───── DATA FOR REVIEW ─────

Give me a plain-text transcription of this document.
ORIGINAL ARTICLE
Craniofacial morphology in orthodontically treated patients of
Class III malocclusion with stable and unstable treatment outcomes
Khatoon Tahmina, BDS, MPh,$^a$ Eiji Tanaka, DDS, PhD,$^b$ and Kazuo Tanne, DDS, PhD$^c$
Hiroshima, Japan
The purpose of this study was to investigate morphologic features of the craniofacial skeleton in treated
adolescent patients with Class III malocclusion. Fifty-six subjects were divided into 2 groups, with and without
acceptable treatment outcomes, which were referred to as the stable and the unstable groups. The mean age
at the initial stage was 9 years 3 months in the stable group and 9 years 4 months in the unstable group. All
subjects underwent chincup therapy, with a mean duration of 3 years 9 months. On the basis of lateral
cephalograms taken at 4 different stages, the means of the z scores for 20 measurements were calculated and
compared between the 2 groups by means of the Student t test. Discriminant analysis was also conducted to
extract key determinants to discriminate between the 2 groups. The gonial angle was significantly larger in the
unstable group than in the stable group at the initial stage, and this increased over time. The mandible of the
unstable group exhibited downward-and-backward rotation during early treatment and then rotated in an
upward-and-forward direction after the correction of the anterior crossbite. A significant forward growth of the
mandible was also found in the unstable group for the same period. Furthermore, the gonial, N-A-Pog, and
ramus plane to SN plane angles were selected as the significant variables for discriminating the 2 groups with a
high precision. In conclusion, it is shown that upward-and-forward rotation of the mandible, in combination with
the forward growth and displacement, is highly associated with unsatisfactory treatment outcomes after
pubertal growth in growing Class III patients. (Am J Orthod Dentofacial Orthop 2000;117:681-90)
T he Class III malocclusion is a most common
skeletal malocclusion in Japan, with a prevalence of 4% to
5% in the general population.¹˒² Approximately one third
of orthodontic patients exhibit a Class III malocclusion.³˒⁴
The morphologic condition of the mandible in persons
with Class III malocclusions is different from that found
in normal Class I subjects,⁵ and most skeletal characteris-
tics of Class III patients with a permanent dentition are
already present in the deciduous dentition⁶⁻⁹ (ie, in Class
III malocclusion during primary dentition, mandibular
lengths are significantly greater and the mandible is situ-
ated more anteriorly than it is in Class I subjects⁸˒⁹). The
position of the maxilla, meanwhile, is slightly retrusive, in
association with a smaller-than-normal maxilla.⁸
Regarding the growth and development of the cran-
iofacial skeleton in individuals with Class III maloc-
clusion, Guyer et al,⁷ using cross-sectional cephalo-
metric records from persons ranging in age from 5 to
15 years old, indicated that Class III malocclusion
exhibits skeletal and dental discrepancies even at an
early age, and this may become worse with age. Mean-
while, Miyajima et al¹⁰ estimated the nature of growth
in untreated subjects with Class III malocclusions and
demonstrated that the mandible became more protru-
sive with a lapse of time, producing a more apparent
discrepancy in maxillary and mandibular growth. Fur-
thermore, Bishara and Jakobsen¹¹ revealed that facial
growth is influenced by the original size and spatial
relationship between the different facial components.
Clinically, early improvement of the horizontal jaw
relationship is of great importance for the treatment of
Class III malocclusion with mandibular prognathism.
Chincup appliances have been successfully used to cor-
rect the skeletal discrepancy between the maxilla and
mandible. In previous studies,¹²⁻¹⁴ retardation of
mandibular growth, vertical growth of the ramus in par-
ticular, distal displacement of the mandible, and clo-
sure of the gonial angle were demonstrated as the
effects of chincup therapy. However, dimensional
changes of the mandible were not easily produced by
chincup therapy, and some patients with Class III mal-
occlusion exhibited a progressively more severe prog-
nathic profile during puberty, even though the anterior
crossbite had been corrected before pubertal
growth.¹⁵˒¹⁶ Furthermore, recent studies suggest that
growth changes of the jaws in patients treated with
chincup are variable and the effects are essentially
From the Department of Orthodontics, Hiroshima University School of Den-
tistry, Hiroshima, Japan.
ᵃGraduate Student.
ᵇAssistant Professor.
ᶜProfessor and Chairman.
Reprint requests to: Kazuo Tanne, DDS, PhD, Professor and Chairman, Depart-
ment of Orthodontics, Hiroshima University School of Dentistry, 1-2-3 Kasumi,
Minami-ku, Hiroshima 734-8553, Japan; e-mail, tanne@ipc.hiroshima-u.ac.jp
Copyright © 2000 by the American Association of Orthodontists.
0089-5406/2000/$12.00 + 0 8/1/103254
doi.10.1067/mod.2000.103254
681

─────

- **EXERCISE**
The lines above should be duplicated exactly.

- **WRITTEN ANSWER**
Give me a plain-text transcription of this document.
ORIGINAL ARTICLE
Craniofacial morphology in orthodontically treated patients of
Class III malocclusion with stable and unstable treatment outcomes
Khatoon Tahmina, BDS, MPh,$^a$ Eiji Tanaka, DDS, PhD,$^b$ and Kazuo Tanne, DDS, PhD$^c$
Hiroshima, Japan
The purpose of this study was to investigate morphologic features of the craniofacial skeleton in treated
adolescent patients with Class III malocclusion. Fifty-six subjects were divided into 2 groups, with and without
acceptable treatment outcomes, which were referred to as the stable and the unstable groups. The mean age
at the initial stage was 9 years 3 months in the stable group and 9 years 4 months in the unstable group. All
subjects underwent chincup therapy, with a mean duration of 3 years 9 months. On the basis of lateral
cephalograms taken at 4 different stages, the means of the z scores for 20 measurements were calculated and
compared between the 2 groups by means of the Student t test. Discriminant analysis was also conducted to
extract key determinants to discriminate between the 2 groups. The gonial angle was significantly larger in the
unstable group than in the stable group at the initial stage, and this increased over time. The mandible of the
unstable group exhibited downward-and-backward rotation during early treatment and then rotated in an
upward-and-forward direction after the correction of the anterior crossbite. A significant forward growth of the
mandible was also found in the unstable group for the same period. Furthermore, the gonial, N-A-Pog, and
ramus plane to SN plane angles were selected as the significant variables for discriminating the 2 groups with a
high precision. In conclusion, it is shown that upward-and-forward rotation of the mandible, in combination with
the forward growth and displacement, is highly associated with unsatisfactory treatment outcomes after
pubertal growth in growing Class III patients. (Am J Orthod Dentofacial Orthop 2000;117:681-90)
T he Class III malocclusion is a most common
skeletal malocclusion in Japan, with a prevalence of 4% to
5% in the general population.¹˒² Approximately one third
of orthodontic patients exhibit a Class III malocclusion.³˒⁴
The morphologic condition of the mandible in persons
with Class III malocclusions is different from that found
in normal Class I subjects,⁵ and most skeletal characteris-
tics of Class III patients with a permanent dentition are
already present in the deciduous dentition⁶⁻⁹ (ie, in Class
III malocclusion during primary dentition, mandibular
lengths are significantly greater and the mandible is situ-
ated more anteriorly than it is in Class I subjects⁸˒⁹). The
position of the maxilla, meanwhile, is slightly retrusive, in
association with a smaller-than-normal maxilla.⁸
Regarding the growth and development of the cran-
iofacial skeleton in individuals with Class III maloc-
clusion, Guyer et al,⁷ using cross-sectional cephalo-
metric records from persons ranging in age from 5 to
15 years old, indicated that Class III malocclusion
exhibits skeletal and dental discrepancies even at an
early age, and this may become worse with age. Mean-
while, Miyajima et al¹⁰ estimated the nature of growth
in untreated subjects with Class III malocclusions and
demonstrated that the mandible became more protru-
sive with a lapse of time, producing a more apparent
discrepancy in maxillary and mandibular growth. Fur-
thermore, Bishara and Jakobsen¹¹ revealed that facial
growth is influenced by the original size and spatial
relationship between the different facial components.
Clinically, early improvement of the horizontal jaw
relationship is of great importance for the treatment of
Class III malocclusion with mandibular prognathism.
Chincup appliances have been successfully used to cor-
rect the skeletal discrepancy between the maxilla and
mandible. In previous studies,¹²⁻¹⁴ retardation of
mandibular growth, vertical growth of the ramus in par-
ticular, distal displacement of the mandible, and clo-
sure of the gonial angle were demonstrated as the
effects of chincup therapy. However, dimensional
changes of the mandible were not easily produced by
chincup therapy, and some patients with Class III mal-
occlusion exhibited a progressively more severe prog-
nathic profile during puberty, even though the anterior
crossbite had been corrected before pubertal
growth.¹⁵˒¹⁶ Furthermore, recent studies suggest that
growth changes of the jaws in patients treated with
chincup are variable and the effects are essentially
From the Department of Orthodontics, Hiroshima University School of Den-
tistry, Hiroshima, Japan.
ᵃGraduate Student.
ᵇAssistant Professor.
ᶜProfessor and Chairman.
Reprint requests to: Kazuo Tanne, DDS, PhD, Professor and Chairman, Depart-
ment of Orthodontics, Hiroshima University School of Dentistry, 1-2-3 Kasumi,
Minami-ku, Hiroshima 734-8553, Japan; e-mail, tanne@ipc.hiroshima-u.ac.jp
Copyright © 2000 by the American Association of Orthodontists.
0089-5406/2000/$12.00 + 0 8/1/103254
doi.10.1067/mod.2000.103254
681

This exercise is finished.